WORKING DATA>
_ _ _ _ _
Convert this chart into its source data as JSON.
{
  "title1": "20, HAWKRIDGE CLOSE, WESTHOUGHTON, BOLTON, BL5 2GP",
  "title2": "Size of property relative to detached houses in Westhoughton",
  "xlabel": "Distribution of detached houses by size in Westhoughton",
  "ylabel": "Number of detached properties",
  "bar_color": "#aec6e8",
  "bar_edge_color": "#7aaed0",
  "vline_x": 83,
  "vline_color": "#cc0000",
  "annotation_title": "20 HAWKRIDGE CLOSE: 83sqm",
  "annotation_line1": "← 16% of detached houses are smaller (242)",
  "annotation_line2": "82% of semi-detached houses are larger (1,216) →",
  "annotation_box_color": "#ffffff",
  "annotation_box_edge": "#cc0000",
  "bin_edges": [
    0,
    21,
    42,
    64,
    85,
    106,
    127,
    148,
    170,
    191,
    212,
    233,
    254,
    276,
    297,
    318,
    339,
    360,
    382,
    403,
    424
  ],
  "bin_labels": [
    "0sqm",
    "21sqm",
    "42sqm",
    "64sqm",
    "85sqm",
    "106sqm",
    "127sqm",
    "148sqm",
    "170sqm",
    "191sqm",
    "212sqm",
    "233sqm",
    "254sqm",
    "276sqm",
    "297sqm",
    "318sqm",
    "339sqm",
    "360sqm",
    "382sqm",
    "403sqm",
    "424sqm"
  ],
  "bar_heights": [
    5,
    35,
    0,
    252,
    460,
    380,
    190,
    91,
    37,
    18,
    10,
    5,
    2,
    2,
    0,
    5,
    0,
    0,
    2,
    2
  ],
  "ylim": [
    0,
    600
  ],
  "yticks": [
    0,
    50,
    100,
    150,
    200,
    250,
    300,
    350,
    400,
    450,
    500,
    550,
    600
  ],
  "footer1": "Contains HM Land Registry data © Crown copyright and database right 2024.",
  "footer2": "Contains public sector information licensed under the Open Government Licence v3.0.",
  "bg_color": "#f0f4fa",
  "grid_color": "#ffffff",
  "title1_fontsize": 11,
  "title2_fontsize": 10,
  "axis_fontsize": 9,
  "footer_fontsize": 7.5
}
_ _ _ _ _
REQUIRED TASK>
Return the whole listing exactly, with every line included.

ANSWER TO THE PROBLEM>
Convert this chart into its source data as JSON.
{
  "title1": "20, HAWKRIDGE CLOSE, WESTHOUGHTON, BOLTON, BL5 2GP",
  "title2": "Size of property relative to detached houses in Westhoughton",
  "xlabel": "Distribution of detached houses by size in Westhoughton",
  "ylabel": "Number of detached properties",
  "bar_color": "#aec6e8",
  "bar_edge_color": "#7aaed0",
  "vline_x": 83,
  "vline_color": "#cc0000",
  "annotation_title": "20 HAWKRIDGE CLOSE: 83sqm",
  "annotation_line1": "← 16% of detached houses are smaller (242)",
  "annotation_line2": "82% of semi-detached houses are larger (1,216) →",
  "annotation_box_color": "#ffffff",
  "annotation_box_edge": "#cc0000",
  "bin_edges": [
    0,
    21,
    42,
    64,
    85,
    106,
    127,
    148,
    170,
    191,
    212,
    233,
    254,
    276,
    297,
    318,
    339,
    360,
    382,
    403,
    424
  ],
  "bin_labels": [
    "0sqm",
    "21sqm",
    "42sqm",
    "64sqm",
    "85sqm",
    "106sqm",
    "127sqm",
    "148sqm",
    "170sqm",
    "191sqm",
    "212sqm",
    "233sqm",
    "254sqm",
    "276sqm",
    "297sqm",
    "318sqm",
    "339sqm",
    "360sqm",
    "382sqm",
    "403sqm",
    "424sqm"
  ],
  "bar_heights": [
    5,
    35,
    0,
    252,
    460,
    380,
    190,
    91,
    37,
    18,
    10,
    5,
    2,
    2,
    0,
    5,
    0,
    0,
    2,
    2
  ],
  "ylim": [
    0,
    600
  ],
  "yticks": [
    0,
    50,
    100,
    150,
    200,
    250,
    300,
    350,
    400,
    450,
    500,
    550,
    600
  ],
  "footer1": "Contains HM Land Registry data © Crown copyright and database right 2024.",
  "footer2": "Contains public sector information licensed under the Open Government Licence v3.0.",
  "bg_color": "#f0f4fa",
  "grid_color": "#ffffff",
  "title1_fontsize": 11,
  "title2_fontsize": 10,
  "axis_fontsize": 9,
  "footer_fontsize": 7.5
}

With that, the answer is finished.